====== Information given ======

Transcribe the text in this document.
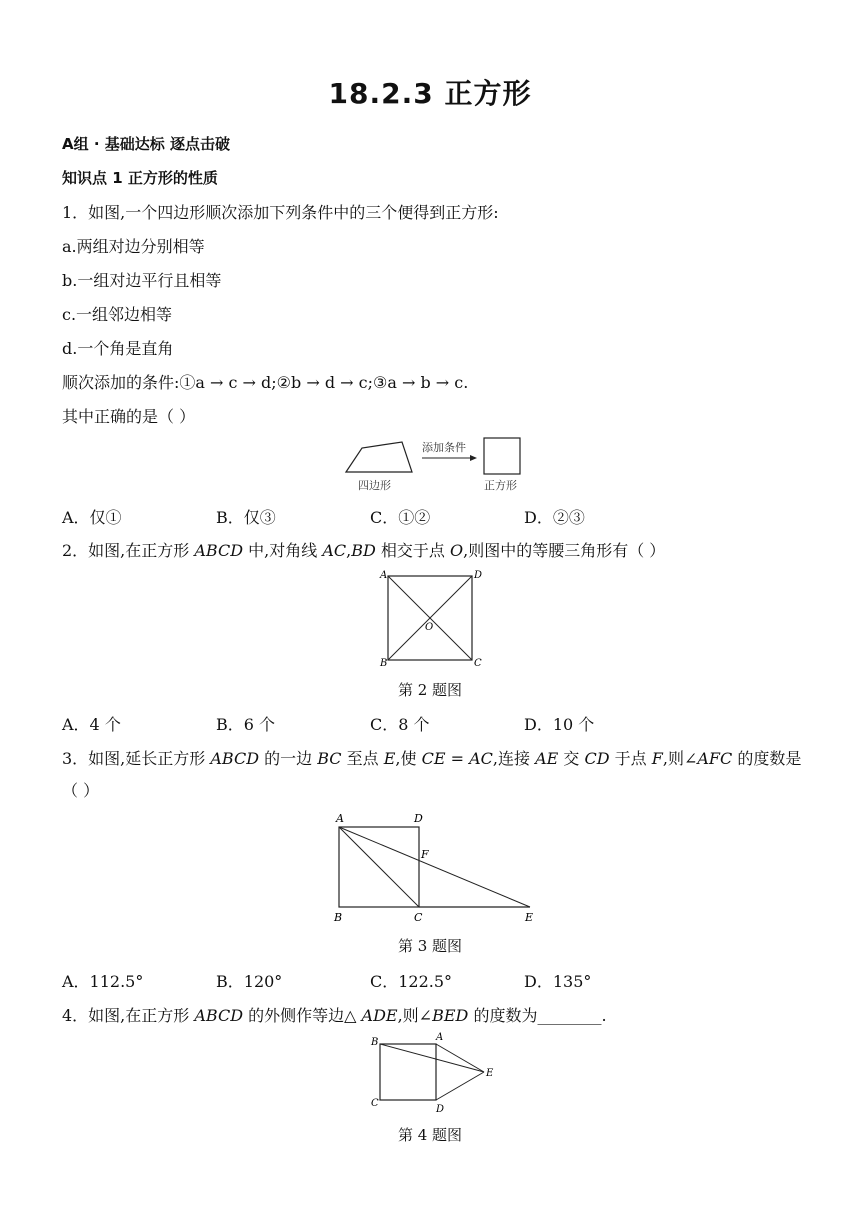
18.2.3 正方形
A组 · 基础达标 逐点击破
知识点 1 正方形的性质
1．如图,一个四边形顺次添加下列条件中的三个便得到正方形:
a.两组对边分别相等
b.一组对边平行且相等
c.一组邻边相等
d.一个角是直角
顺次添加的条件:①a → c → d;②b → d → c;③a → b → c.
其中正确的是（ ）
添加条件
四边形	正方形
A．仅①	B．仅③	C．①②	D．②③
2．如图,在正方形 ABCD 中,对角线 AC,BD 相交于点 O,则图中的等腰三角形有（ ）
A	D
B	C
O
第 2 题图
A．4 个	B．6 个	C．8 个	D．10 个
3．如图,延长正方形 ABCD 的一边 BC 至点 E,使 CE = AC,连接 AE 交 CD 于点 F,则∠AFC 的度数是
（ ）
A	D
F
B	C	E
第 3 题图
A．112.5°	B．120°	C．122.5°	D．135°
4．如图,在正方形 ABCD 的外侧作等边△ ADE,则∠BED 的度数为________.
B	A
E
C
D
第 4 题图
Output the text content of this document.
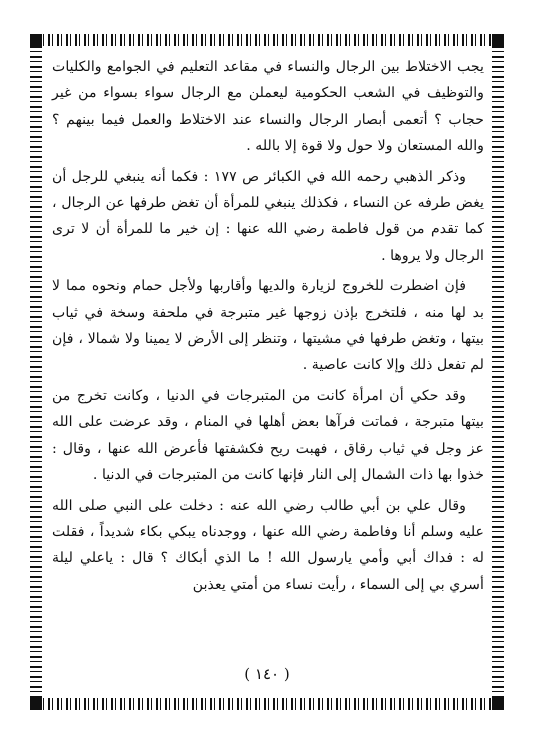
يجب الاختلاط بين الرجال والنساء في مقاعد التعليم في الجوامع والكليات والتوظيف في الشعب الحكومية ليعملن مع الرجال سواء بسواء من غير حجاب ؟ أتعمى أبصار الرجال والنساء عند الاختلاط والعمل فيما بينهم ؟ والله المستعان ولا حول ولا قوة إلا بالله .

وذكر الذهبي رحمه الله في الكبائر ص ١٧٧ : فكما أنه ينبغي للرجل أن يغض طرفه عن النساء ، فكذلك ينبغي للمرأة أن تغض طرفها عن الرجال ، كما تقدم من قول فاطمة رضي الله عنها : إن خير ما للمرأة أن لا ترى الرجال ولا يروها .

فإن اضطرت للخروج لزيارة والديها وأقاربها ولأجل حمام ونحوه مما لا بد لها منه ، فلتخرج بإذن زوجها غير متبرجة في ملحفة وسخة في ثياب بيتها ، وتغض طرفها في مشيتها ، وتنظر إلى الأرض لا يمينا ولا شمالا ، فإن لم تفعل ذلك وإلا كانت عاصية .

وقد حكي أن امرأة كانت من المتبرجات في الدنيا ، وكانت تخرج من بيتها متبرجة ، فماتت فرآها بعض أهلها في المنام ، وقد عرضت على الله عز وجل في ثياب رقاق ، فهبت ريح فكشفتها فأعرض الله عنها ، وقال : خذوا بها ذات الشمال إلى النار فإنها كانت من المتبرجات في الدنيا .

وقال علي بن أبي طالب رضي الله عنه : دخلت على النبي صلى الله عليه وسلم أنا وفاطمة رضي الله عنها ، ووجدناه يبكي بكاء شديداً ، فقلت له : فداك أبي وأمي يارسول الله ! ما الذي أبكاك ؟ قال : ياعلي ليلة أسري بي إلى السماء ، رأيت نساء من أمتي يعذبن

( ١٤٠ )
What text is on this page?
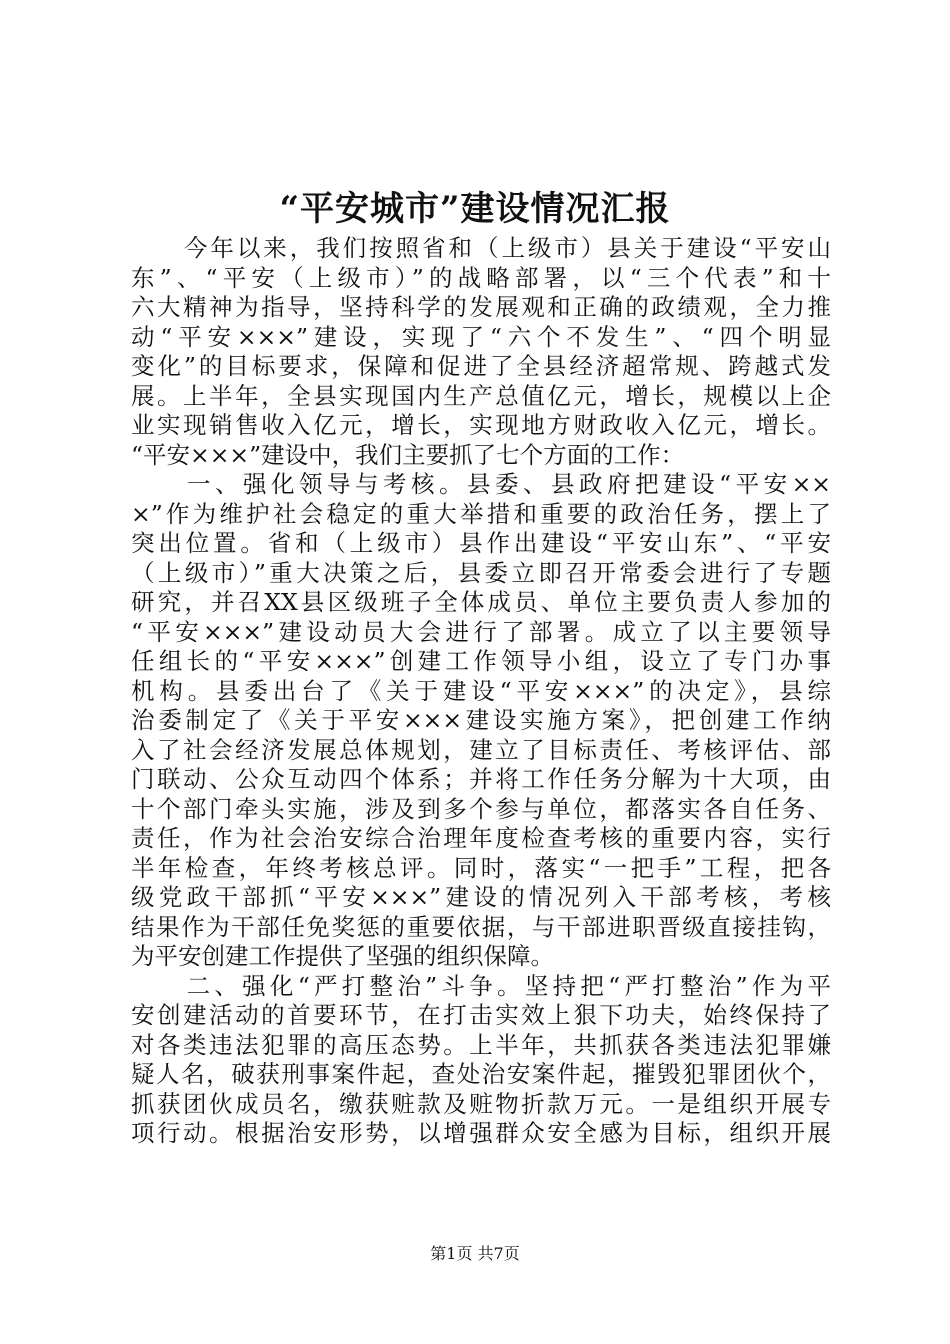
“平安城市”建设情况汇报
　　今年以来，我们按照省和（上级市）县关于建设“平安山
东”、“平安（上级市）”的战略部署，以“三个代表”和十
六大精神为指导，坚持科学的发展观和正确的政绩观，全力推
动“平安×××”建设，实现了“六个不发生”、“四个明显
变化”的目标要求，保障和促进了全县经济超常规、跨越式发
展。上半年，全县实现国内生产总值亿元，增长，规模以上企
业实现销售收入亿元，增长，实现地方财政收入亿元，增长。
“平安×××”建设中，我们主要抓了七个方面的工作：
　　一、强化领导与考核。县委、县政府把建设“平安××
×”作为维护社会稳定的重大举措和重要的政治任务，摆上了
突出位置。省和（上级市）县作出建设“平安山东”、“平安
（上级市）”重大决策之后，县委立即召开常委会进行了专题
研究，并召XX县区级班子全体成员、单位主要负责人参加的
“平安×××”建设动员大会进行了部署。成立了以主要领导
任组长的“平安×××”创建工作领导小组，设立了专门办事
机构。县委出台了《关于建设“平安×××”的决定》，县综
治委制定了《关于平安×××建设实施方案》，把创建工作纳
入了社会经济发展总体规划，建立了目标责任、考核评估、部
门联动、公众互动四个体系；并将工作任务分解为十大项，由
十个部门牵头实施，涉及到多个参与单位，都落实各自任务、
责任，作为社会治安综合治理年度检查考核的重要内容，实行
半年检查，年终考核总评。同时，落实“一把手”工程，把各
级党政干部抓“平安×××”建设的情况列入干部考核，考核
结果作为干部任免奖惩的重要依据，与干部进职晋级直接挂钩，
为平安创建工作提供了坚强的组织保障。
　　二、强化“严打整治”斗争。坚持把“严打整治”作为平
安创建活动的首要环节，在打击实效上狠下功夫，始终保持了
对各类违法犯罪的高压态势。上半年，共抓获各类违法犯罪嫌
疑人名，破获刑事案件起，查处治安案件起，摧毁犯罪团伙个，
抓获团伙成员名，缴获赃款及赃物折款万元。一是组织开展专
项行动。根据治安形势，以增强群众安全感为目标，组织开展
第1页 共7页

======

What to produce: Quote in full the listing given above; the images are to be left out.

Problem solution:
Transcribe the text in this document.
18.2.3 正方形
A组 · 基础达标 逐点击破
知识点 1 正方形的性质
1．如图,一个四边形顺次添加下列条件中的三个便得到正方形:
a.两组对边分别相等
b.一组对边平行且相等
c.一组邻边相等
d.一个角是直角
顺次添加的条件:①a → c → d;②b → d → c;③a → b → c.
其中正确的是（ ）
添加条件
四边形	正方形
A．仅①	B．仅③	C．①②	D．②③
2．如图,在正方形 ABCD 中,对角线 AC,BD 相交于点 O,则图中的等腰三角形有（ ）
A	D
B	C
O
第 2 题图
A．4 个	B．6 个	C．8 个	D．10 个
3．如图,延长正方形 ABCD 的一边 BC 至点 E,使 CE = AC,连接 AE 交 CD 于点 F,则∠AFC 的度数是
（ ）
A	D
F
B	C	E
第 3 题图
A．112.5°	B．120°	C．122.5°	D．135°
4．如图,在正方形 ABCD 的外侧作等边△ ADE,则∠BED 的度数为________.
B	A
E
C
D
第 4 题图
Output the text content of this document.
يجب الاختلاط بين الرجال والنساء في مقاعد التعليم في الجوامع والكليات والتوظيف في الشعب الحكومية ليعملن مع الرجال سواء بسواء من غير حجاب ؟ أتعمى أبصار الرجال والنساء عند الاختلاط والعمل فيما بينهم ؟ والله المستعان ولا حول ولا قوة إلا بالله .

وذكر الذهبي رحمه الله في الكبائر ص ١٧٧ : فكما أنه ينبغي للرجل أن يغض طرفه عن النساء ، فكذلك ينبغي للمرأة أن تغض طرفها عن الرجال ، كما تقدم من قول فاطمة رضي الله عنها : إن خير ما للمرأة أن لا ترى الرجال ولا يروها .

فإن اضطرت للخروج لزيارة والديها وأقاربها ولأجل حمام ونحوه مما لا بد لها منه ، فلتخرج بإذن زوجها غير متبرجة في ملحفة وسخة في ثياب بيتها ، وتغض طرفها في مشيتها ، وتنظر إلى الأرض لا يمينا ولا شمالا ، فإن لم تفعل ذلك وإلا كانت عاصية .

وقد حكي أن امرأة كانت من المتبرجات في الدنيا ، وكانت تخرج من بيتها متبرجة ، فماتت فرآها بعض أهلها في المنام ، وقد عرضت على الله عز وجل في ثياب رقاق ، فهبت ريح فكشفتها فأعرض الله عنها ، وقال : خذوا بها ذات الشمال إلى النار فإنها كانت من المتبرجات في الدنيا .

وقال علي بن أبي طالب رضي الله عنه : دخلت على النبي صلى الله عليه وسلم أنا وفاطمة رضي الله عنها ، ووجدناه يبكي بكاء شديداً ، فقلت له : فداك أبي وأمي يارسول الله ! ما الذي أبكاك ؟ قال : ياعلي ليلة أسري بي إلى السماء ، رأيت نساء من أمتي يعذبن

( ١٤٠ )
What text is on this page?
“平安城市”建设情况汇报
　　今年以来，我们按照省和（上级市）县关于建设“平安山
东”、“平安（上级市）”的战略部署，以“三个代表”和十
六大精神为指导，坚持科学的发展观和正确的政绩观，全力推
动“平安×××”建设，实现了“六个不发生”、“四个明显
变化”的目标要求，保障和促进了全县经济超常规、跨越式发
展。上半年，全县实现国内生产总值亿元，增长，规模以上企
业实现销售收入亿元，增长，实现地方财政收入亿元，增长。
“平安×××”建设中，我们主要抓了七个方面的工作：
　　一、强化领导与考核。县委、县政府把建设“平安××
×”作为维护社会稳定的重大举措和重要的政治任务，摆上了
突出位置。省和（上级市）县作出建设“平安山东”、“平安
（上级市）”重大决策之后，县委立即召开常委会进行了专题
研究，并召XX县区级班子全体成员、单位主要负责人参加的
“平安×××”建设动员大会进行了部署。成立了以主要领导
任组长的“平安×××”创建工作领导小组，设立了专门办事
机构。县委出台了《关于建设“平安×××”的决定》，县综
治委制定了《关于平安×××建设实施方案》，把创建工作纳
入了社会经济发展总体规划，建立了目标责任、考核评估、部
门联动、公众互动四个体系；并将工作任务分解为十大项，由
十个部门牵头实施，涉及到多个参与单位，都落实各自任务、
责任，作为社会治安综合治理年度检查考核的重要内容，实行
半年检查，年终考核总评。同时，落实“一把手”工程，把各
级党政干部抓“平安×××”建设的情况列入干部考核，考核
结果作为干部任免奖惩的重要依据，与干部进职晋级直接挂钩，
为平安创建工作提供了坚强的组织保障。
　　二、强化“严打整治”斗争。坚持把“严打整治”作为平
安创建活动的首要环节，在打击实效上狠下功夫，始终保持了
对各类违法犯罪的高压态势。上半年，共抓获各类违法犯罪嫌
疑人名，破获刑事案件起，查处治安案件起，摧毁犯罪团伙个，
抓获团伙成员名，缴获赃款及赃物折款万元。一是组织开展专
项行动。根据治安形势，以增强群众安全感为目标，组织开展
第1页 共7页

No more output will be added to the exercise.